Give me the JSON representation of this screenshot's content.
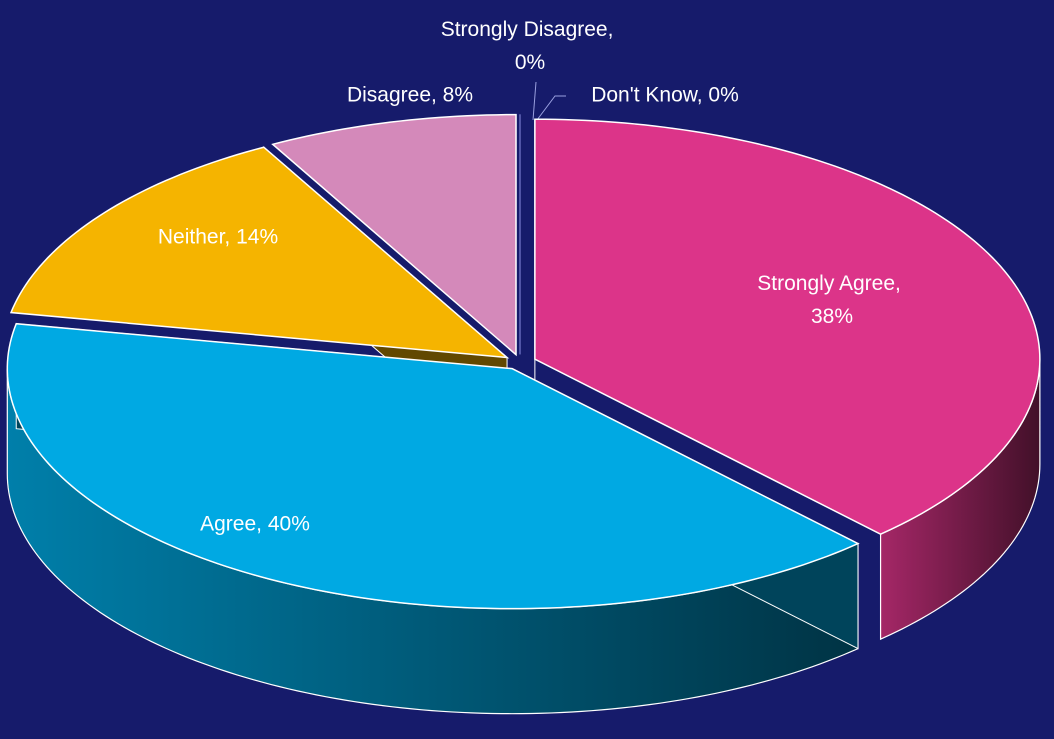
{
  "chart_data": {
    "type": "pie",
    "values": [
      38,
      40,
      14,
      8,
      0,
      0
    ],
    "value_labels": [
      "Strongly Agree, 38%",
      "Agree, 40%",
      "Neither, 14%",
      "Disagree, 8%",
      "Strongly Disagree, 0%",
      "Don't Know, 0%"
    ],
    "colors": [
      "#dc3489",
      "#00a9e3",
      "#f5b400",
      "#d489ba",
      "#7b7fd0",
      "#8a8ee0"
    ]
  }
}
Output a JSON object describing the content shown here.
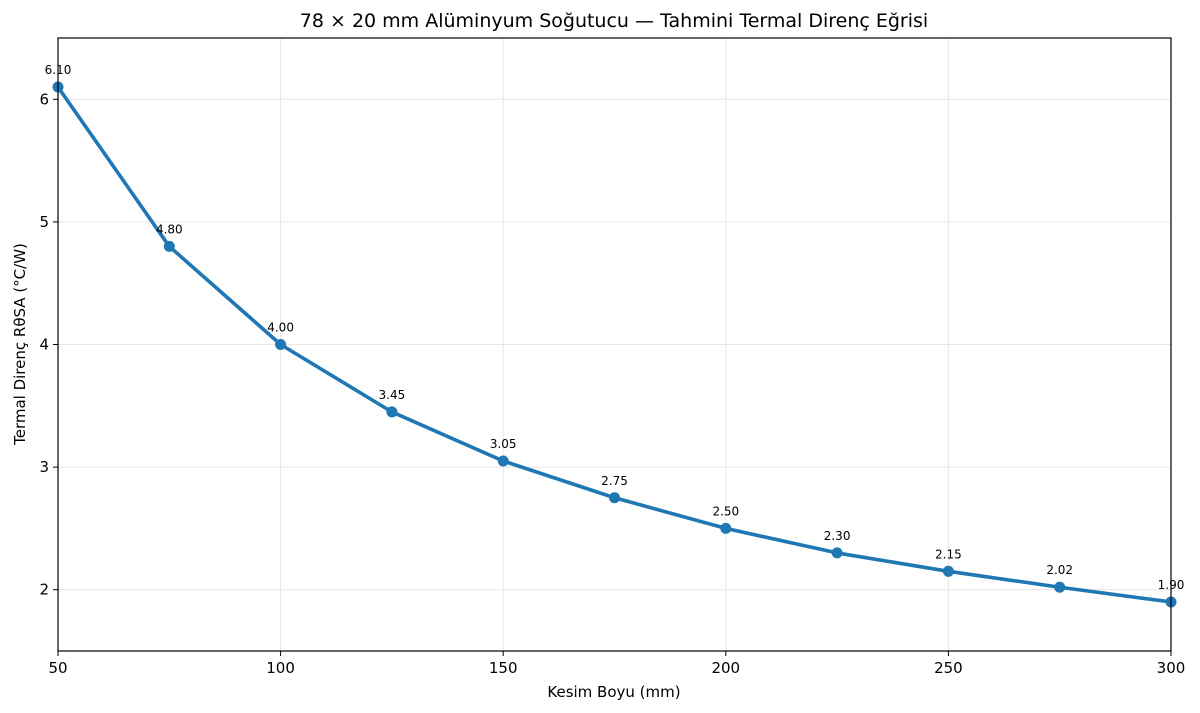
{
  "chart_data": {
    "type": "line",
    "title": "78 × 20 mm Alüminyum Soğutucu — Tahmini Termal Direnç Eğrisi",
    "xlabel": "Kesim Boyu (mm)",
    "ylabel": "Termal Direnç RθSA (°C/W)",
    "xlim": [
      50,
      300
    ],
    "ylim": [
      1.5,
      6.5
    ],
    "x_ticks": [
      50,
      100,
      150,
      200,
      250,
      300
    ],
    "y_ticks": [
      2,
      3,
      4,
      5,
      6
    ],
    "grid": true,
    "color": "#1f77b4",
    "x": [
      50,
      75,
      100,
      125,
      150,
      175,
      200,
      225,
      250,
      275,
      300
    ],
    "values": [
      6.1,
      4.8,
      4.0,
      3.45,
      3.05,
      2.75,
      2.5,
      2.3,
      2.15,
      2.02,
      1.9
    ],
    "data_labels": [
      "6.10",
      "4.80",
      "4.00",
      "3.45",
      "3.05",
      "2.75",
      "2.50",
      "2.30",
      "2.15",
      "2.02",
      "1.90"
    ]
  }
}
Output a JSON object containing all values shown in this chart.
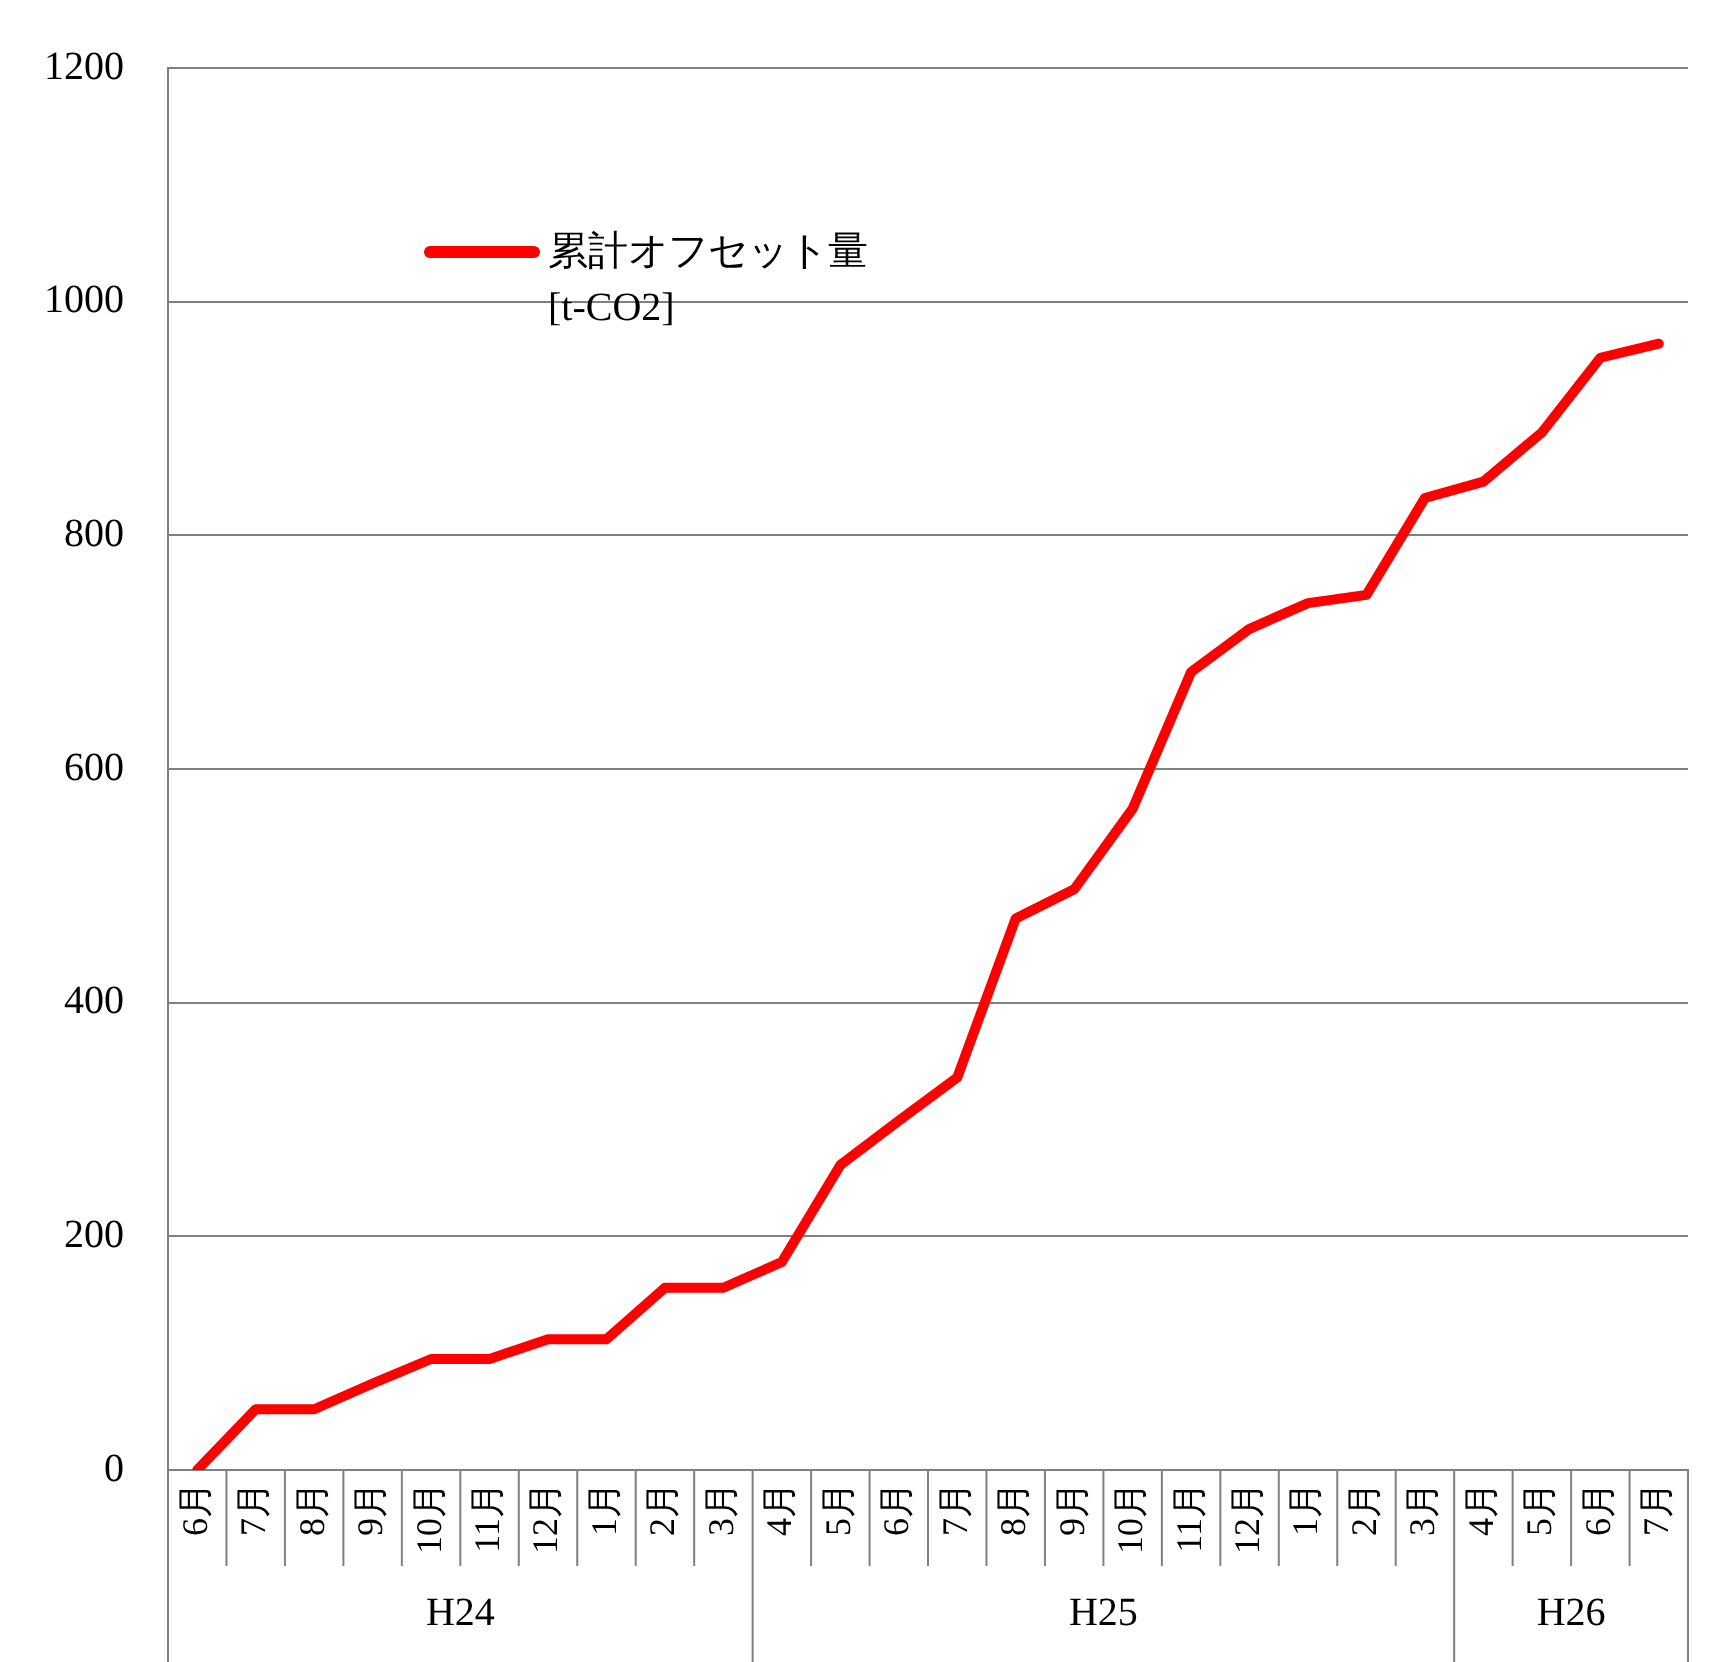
{
  "chart_data": {
    "type": "line",
    "categories": [
      "6月",
      "7月",
      "8月",
      "9月",
      "10月",
      "11月",
      "12月",
      "1月",
      "2月",
      "3月",
      "4月",
      "5月",
      "6月",
      "7月",
      "8月",
      "9月",
      "10月",
      "11月",
      "12月",
      "1月",
      "2月",
      "3月",
      "4月",
      "5月",
      "6月",
      "7月"
    ],
    "series": [
      {
        "name": "累計オフセット量\n[t-CO2]",
        "color": "#ff0000",
        "values": [
          0,
          52,
          52,
          74,
          95,
          95,
          112,
          112,
          156,
          156,
          178,
          261,
          299,
          336,
          472,
          497,
          566,
          683,
          720,
          742,
          749,
          832,
          846,
          888,
          952,
          964
        ]
      }
    ],
    "annotations": [
      "H24",
      "H25",
      "H26"
    ],
    "ylim": [
      0,
      1200
    ],
    "yticks": [
      0,
      200,
      400,
      600,
      800,
      1000,
      1200
    ],
    "grid": "y",
    "legend": "top left",
    "marker": "none",
    "line_style": "solid"
  }
}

————

**DIRECTIVE**
Reply with the number of lines in the preceding entries that contain "values", and no other words.

**OUTPUT FOR THIS EXERCISE**
4